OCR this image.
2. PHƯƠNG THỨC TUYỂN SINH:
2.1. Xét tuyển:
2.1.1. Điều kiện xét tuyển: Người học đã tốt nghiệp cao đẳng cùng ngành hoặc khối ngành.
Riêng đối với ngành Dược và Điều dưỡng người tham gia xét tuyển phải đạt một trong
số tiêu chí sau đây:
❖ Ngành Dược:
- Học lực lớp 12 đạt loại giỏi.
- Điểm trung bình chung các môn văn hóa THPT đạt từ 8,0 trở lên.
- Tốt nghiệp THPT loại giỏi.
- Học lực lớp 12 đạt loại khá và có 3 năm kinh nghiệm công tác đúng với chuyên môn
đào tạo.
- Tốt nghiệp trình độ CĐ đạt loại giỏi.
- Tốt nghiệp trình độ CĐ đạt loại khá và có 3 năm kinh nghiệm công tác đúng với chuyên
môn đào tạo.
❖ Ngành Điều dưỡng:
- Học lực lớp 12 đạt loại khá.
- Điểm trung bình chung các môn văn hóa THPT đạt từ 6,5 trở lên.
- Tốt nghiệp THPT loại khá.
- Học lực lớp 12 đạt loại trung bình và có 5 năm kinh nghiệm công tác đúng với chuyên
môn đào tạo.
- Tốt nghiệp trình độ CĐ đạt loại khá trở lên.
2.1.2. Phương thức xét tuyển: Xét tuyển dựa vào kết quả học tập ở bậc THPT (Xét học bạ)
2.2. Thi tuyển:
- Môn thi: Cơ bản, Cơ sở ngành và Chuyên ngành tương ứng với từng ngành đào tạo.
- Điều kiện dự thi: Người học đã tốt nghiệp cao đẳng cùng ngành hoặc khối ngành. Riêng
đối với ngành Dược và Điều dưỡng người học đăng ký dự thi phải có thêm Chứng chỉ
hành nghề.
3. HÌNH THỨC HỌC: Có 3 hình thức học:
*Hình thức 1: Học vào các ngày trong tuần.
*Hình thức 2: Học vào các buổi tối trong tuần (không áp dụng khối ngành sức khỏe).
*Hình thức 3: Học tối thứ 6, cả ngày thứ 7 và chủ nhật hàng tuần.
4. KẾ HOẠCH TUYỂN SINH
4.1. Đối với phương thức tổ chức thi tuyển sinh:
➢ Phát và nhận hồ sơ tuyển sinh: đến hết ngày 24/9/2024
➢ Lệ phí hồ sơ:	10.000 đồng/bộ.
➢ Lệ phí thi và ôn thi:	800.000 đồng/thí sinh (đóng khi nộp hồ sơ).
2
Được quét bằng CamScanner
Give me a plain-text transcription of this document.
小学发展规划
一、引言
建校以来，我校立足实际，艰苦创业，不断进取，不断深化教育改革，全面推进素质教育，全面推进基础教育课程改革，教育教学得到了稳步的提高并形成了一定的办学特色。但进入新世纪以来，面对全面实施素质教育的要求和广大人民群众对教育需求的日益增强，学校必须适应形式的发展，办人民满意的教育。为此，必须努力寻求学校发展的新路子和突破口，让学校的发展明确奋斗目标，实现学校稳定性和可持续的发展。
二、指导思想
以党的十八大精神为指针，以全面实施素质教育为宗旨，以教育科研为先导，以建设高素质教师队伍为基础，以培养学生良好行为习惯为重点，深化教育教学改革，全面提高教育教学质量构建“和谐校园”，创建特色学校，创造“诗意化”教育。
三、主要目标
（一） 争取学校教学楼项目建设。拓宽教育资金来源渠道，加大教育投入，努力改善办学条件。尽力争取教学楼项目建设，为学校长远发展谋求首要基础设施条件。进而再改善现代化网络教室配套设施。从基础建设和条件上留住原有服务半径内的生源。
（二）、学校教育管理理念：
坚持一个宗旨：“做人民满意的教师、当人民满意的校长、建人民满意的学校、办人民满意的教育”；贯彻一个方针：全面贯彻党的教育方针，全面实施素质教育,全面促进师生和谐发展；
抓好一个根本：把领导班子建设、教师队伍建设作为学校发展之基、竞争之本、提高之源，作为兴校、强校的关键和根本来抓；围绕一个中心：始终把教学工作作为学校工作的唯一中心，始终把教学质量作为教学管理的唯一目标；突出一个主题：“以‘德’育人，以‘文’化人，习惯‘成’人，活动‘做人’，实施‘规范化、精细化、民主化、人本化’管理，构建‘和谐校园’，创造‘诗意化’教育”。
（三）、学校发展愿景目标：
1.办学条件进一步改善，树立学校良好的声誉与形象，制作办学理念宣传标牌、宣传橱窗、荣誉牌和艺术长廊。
※ ※ ※
EXERCISE OBJECTIVE → Set down, exactly and in full, the lines from the one containing "Give me a plain-text" through the end of the entries; no other line belongs.

WRITTEN SOLUTION →
Give me a plain-text transcription of this document.
小学发展规划
一、引言
建校以来，我校立足实际，艰苦创业，不断进取，不断深化教育改革，全面推进素质教育，全面推进基础教育课程改革，教育教学得到了稳步的提高并形成了一定的办学特色。但进入新世纪以来，面对全面实施素质教育的要求和广大人民群众对教育需求的日益增强，学校必须适应形式的发展，办人民满意的教育。为此，必须努力寻求学校发展的新路子和突破口，让学校的发展明确奋斗目标，实现学校稳定性和可持续的发展。
二、指导思想
以党的十八大精神为指针，以全面实施素质教育为宗旨，以教育科研为先导，以建设高素质教师队伍为基础，以培养学生良好行为习惯为重点，深化教育教学改革，全面提高教育教学质量构建“和谐校园”，创建特色学校，创造“诗意化”教育。
三、主要目标
（一） 争取学校教学楼项目建设。拓宽教育资金来源渠道，加大教育投入，努力改善办学条件。尽力争取教学楼项目建设，为学校长远发展谋求首要基础设施条件。进而再改善现代化网络教室配套设施。从基础建设和条件上留住原有服务半径内的生源。
（二）、学校教育管理理念：
坚持一个宗旨：“做人民满意的教师、当人民满意的校长、建人民满意的学校、办人民满意的教育”；贯彻一个方针：全面贯彻党的教育方针，全面实施素质教育,全面促进师生和谐发展；
抓好一个根本：把领导班子建设、教师队伍建设作为学校发展之基、竞争之本、提高之源，作为兴校、强校的关键和根本来抓；围绕一个中心：始终把教学工作作为学校工作的唯一中心，始终把教学质量作为教学管理的唯一目标；突出一个主题：“以‘德’育人，以‘文’化人，习惯‘成’人，活动‘做人’，实施‘规范化、精细化、民主化、人本化’管理，构建‘和谐校园’，创造‘诗意化’教育”。
（三）、学校发展愿景目标：
1.办学条件进一步改善，树立学校良好的声誉与形象，制作办学理念宣传标牌、宣传橱窗、荣誉牌和艺术长廊。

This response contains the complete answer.